■ Entries with figure data

==============================

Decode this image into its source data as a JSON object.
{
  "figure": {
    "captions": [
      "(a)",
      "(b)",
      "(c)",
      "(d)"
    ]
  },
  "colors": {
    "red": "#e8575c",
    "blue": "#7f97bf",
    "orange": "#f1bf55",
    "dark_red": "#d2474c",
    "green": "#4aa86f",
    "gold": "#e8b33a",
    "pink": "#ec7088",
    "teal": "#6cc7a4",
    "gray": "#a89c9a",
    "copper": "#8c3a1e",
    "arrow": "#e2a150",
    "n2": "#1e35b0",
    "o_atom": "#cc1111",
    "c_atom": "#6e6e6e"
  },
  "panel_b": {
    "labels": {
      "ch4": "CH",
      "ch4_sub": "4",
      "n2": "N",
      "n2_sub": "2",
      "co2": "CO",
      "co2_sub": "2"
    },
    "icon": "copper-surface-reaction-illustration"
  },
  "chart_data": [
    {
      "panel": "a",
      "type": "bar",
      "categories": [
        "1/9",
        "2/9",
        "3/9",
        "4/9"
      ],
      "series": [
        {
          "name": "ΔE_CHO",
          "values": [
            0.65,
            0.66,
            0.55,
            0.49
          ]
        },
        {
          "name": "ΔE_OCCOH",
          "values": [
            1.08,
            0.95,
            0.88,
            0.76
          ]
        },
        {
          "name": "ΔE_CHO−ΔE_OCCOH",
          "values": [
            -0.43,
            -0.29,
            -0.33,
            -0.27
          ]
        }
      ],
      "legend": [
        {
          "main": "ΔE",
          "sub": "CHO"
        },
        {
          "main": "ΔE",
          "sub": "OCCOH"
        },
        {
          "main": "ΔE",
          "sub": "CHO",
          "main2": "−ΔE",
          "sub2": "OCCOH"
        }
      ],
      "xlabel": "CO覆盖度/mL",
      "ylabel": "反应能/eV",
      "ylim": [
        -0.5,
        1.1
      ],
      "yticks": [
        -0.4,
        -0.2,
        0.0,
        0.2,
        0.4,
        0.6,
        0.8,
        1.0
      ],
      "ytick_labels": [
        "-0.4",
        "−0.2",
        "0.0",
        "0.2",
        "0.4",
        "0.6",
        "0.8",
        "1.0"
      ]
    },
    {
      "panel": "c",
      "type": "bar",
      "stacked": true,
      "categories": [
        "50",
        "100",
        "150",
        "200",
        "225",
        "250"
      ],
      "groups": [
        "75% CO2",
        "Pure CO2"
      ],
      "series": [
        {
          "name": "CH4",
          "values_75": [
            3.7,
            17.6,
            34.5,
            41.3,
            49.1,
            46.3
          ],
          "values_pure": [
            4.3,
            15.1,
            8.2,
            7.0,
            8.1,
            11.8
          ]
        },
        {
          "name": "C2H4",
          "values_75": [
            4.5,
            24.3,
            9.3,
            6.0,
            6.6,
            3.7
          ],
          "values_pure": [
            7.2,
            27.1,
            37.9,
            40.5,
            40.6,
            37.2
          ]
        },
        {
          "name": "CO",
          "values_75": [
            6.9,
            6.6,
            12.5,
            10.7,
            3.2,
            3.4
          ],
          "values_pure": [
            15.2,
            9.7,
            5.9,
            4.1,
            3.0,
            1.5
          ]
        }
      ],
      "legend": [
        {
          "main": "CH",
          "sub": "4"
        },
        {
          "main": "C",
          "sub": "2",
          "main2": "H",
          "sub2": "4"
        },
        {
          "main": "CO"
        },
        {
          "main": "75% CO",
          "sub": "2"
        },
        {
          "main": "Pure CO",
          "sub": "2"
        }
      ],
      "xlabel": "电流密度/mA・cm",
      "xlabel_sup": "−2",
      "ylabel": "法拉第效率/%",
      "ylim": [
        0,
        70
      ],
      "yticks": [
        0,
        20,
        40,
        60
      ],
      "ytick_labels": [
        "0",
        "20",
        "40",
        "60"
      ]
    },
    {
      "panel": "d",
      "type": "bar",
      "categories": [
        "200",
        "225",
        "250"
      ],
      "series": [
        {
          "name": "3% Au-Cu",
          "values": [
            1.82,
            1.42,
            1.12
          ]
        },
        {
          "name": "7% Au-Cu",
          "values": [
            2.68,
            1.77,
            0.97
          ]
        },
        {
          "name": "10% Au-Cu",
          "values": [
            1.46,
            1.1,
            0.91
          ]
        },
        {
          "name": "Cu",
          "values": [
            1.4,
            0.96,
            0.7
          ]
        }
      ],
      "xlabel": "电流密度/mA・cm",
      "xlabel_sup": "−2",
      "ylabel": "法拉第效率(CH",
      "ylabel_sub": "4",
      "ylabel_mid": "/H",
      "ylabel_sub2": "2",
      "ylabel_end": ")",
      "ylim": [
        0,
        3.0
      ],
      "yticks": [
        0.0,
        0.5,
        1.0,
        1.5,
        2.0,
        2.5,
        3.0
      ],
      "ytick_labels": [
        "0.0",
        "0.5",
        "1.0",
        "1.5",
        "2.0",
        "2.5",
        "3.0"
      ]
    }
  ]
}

==============================

■ What needs to be done
Each entry above is to be set down again in exactly the same words.

■ Task result
Decode this image into its source data as a JSON object.
{
  "figure": {
    "captions": [
      "(a)",
      "(b)",
      "(c)",
      "(d)"
    ]
  },
  "colors": {
    "red": "#e8575c",
    "blue": "#7f97bf",
    "orange": "#f1bf55",
    "dark_red": "#d2474c",
    "green": "#4aa86f",
    "gold": "#e8b33a",
    "pink": "#ec7088",
    "teal": "#6cc7a4",
    "gray": "#a89c9a",
    "copper": "#8c3a1e",
    "arrow": "#e2a150",
    "n2": "#1e35b0",
    "o_atom": "#cc1111",
    "c_atom": "#6e6e6e"
  },
  "panel_b": {
    "labels": {
      "ch4": "CH",
      "ch4_sub": "4",
      "n2": "N",
      "n2_sub": "2",
      "co2": "CO",
      "co2_sub": "2"
    },
    "icon": "copper-surface-reaction-illustration"
  },
  "chart_data": [
    {
      "panel": "a",
      "type": "bar",
      "categories": [
        "1/9",
        "2/9",
        "3/9",
        "4/9"
      ],
      "series": [
        {
          "name": "ΔE_CHO",
          "values": [
            0.65,
            0.66,
            0.55,
            0.49
          ]
        },
        {
          "name": "ΔE_OCCOH",
          "values": [
            1.08,
            0.95,
            0.88,
            0.76
          ]
        },
        {
          "name": "ΔE_CHO−ΔE_OCCOH",
          "values": [
            -0.43,
            -0.29,
            -0.33,
            -0.27
          ]
        }
      ],
      "legend": [
        {
          "main": "ΔE",
          "sub": "CHO"
        },
        {
          "main": "ΔE",
          "sub": "OCCOH"
        },
        {
          "main": "ΔE",
          "sub": "CHO",
          "main2": "−ΔE",
          "sub2": "OCCOH"
        }
      ],
      "xlabel": "CO覆盖度/mL",
      "ylabel": "反应能/eV",
      "ylim": [
        -0.5,
        1.1
      ],
      "yticks": [
        -0.4,
        -0.2,
        0.0,
        0.2,
        0.4,
        0.6,
        0.8,
        1.0
      ],
      "ytick_labels": [
        "-0.4",
        "−0.2",
        "0.0",
        "0.2",
        "0.4",
        "0.6",
        "0.8",
        "1.0"
      ]
    },
    {
      "panel": "c",
      "type": "bar",
      "stacked": true,
      "categories": [
        "50",
        "100",
        "150",
        "200",
        "225",
        "250"
      ],
      "groups": [
        "75% CO2",
        "Pure CO2"
      ],
      "series": [
        {
          "name": "CH4",
          "values_75": [
            3.7,
            17.6,
            34.5,
            41.3,
            49.1,
            46.3
          ],
          "values_pure": [
            4.3,
            15.1,
            8.2,
            7.0,
            8.1,
            11.8
          ]
        },
        {
          "name": "C2H4",
          "values_75": [
            4.5,
            24.3,
            9.3,
            6.0,
            6.6,
            3.7
          ],
          "values_pure": [
            7.2,
            27.1,
            37.9,
            40.5,
            40.6,
            37.2
          ]
        },
        {
          "name": "CO",
          "values_75": [
            6.9,
            6.6,
            12.5,
            10.7,
            3.2,
            3.4
          ],
          "values_pure": [
            15.2,
            9.7,
            5.9,
            4.1,
            3.0,
            1.5
          ]
        }
      ],
      "legend": [
        {
          "main": "CH",
          "sub": "4"
        },
        {
          "main": "C",
          "sub": "2",
          "main2": "H",
          "sub2": "4"
        },
        {
          "main": "CO"
        },
        {
          "main": "75% CO",
          "sub": "2"
        },
        {
          "main": "Pure CO",
          "sub": "2"
        }
      ],
      "xlabel": "电流密度/mA・cm",
      "xlabel_sup": "−2",
      "ylabel": "法拉第效率/%",
      "ylim": [
        0,
        70
      ],
      "yticks": [
        0,
        20,
        40,
        60
      ],
      "ytick_labels": [
        "0",
        "20",
        "40",
        "60"
      ]
    },
    {
      "panel": "d",
      "type": "bar",
      "categories": [
        "200",
        "225",
        "250"
      ],
      "series": [
        {
          "name": "3% Au-Cu",
          "values": [
            1.82,
            1.42,
            1.12
          ]
        },
        {
          "name": "7% Au-Cu",
          "values": [
            2.68,
            1.77,
            0.97
          ]
        },
        {
          "name": "10% Au-Cu",
          "values": [
            1.46,
            1.1,
            0.91
          ]
        },
        {
          "name": "Cu",
          "values": [
            1.4,
            0.96,
            0.7
          ]
        }
      ],
      "xlabel": "电流密度/mA・cm",
      "xlabel_sup": "−2",
      "ylabel": "法拉第效率(CH",
      "ylabel_sub": "4",
      "ylabel_mid": "/H",
      "ylabel_sub2": "2",
      "ylabel_end": ")",
      "ylim": [
        0,
        3.0
      ],
      "yticks": [
        0.0,
        0.5,
        1.0,
        1.5,
        2.0,
        2.5,
        3.0
      ],
      "ytick_labels": [
        "0.0",
        "0.5",
        "1.0",
        "1.5",
        "2.0",
        "2.5",
        "3.0"
      ]
    }
  ]
}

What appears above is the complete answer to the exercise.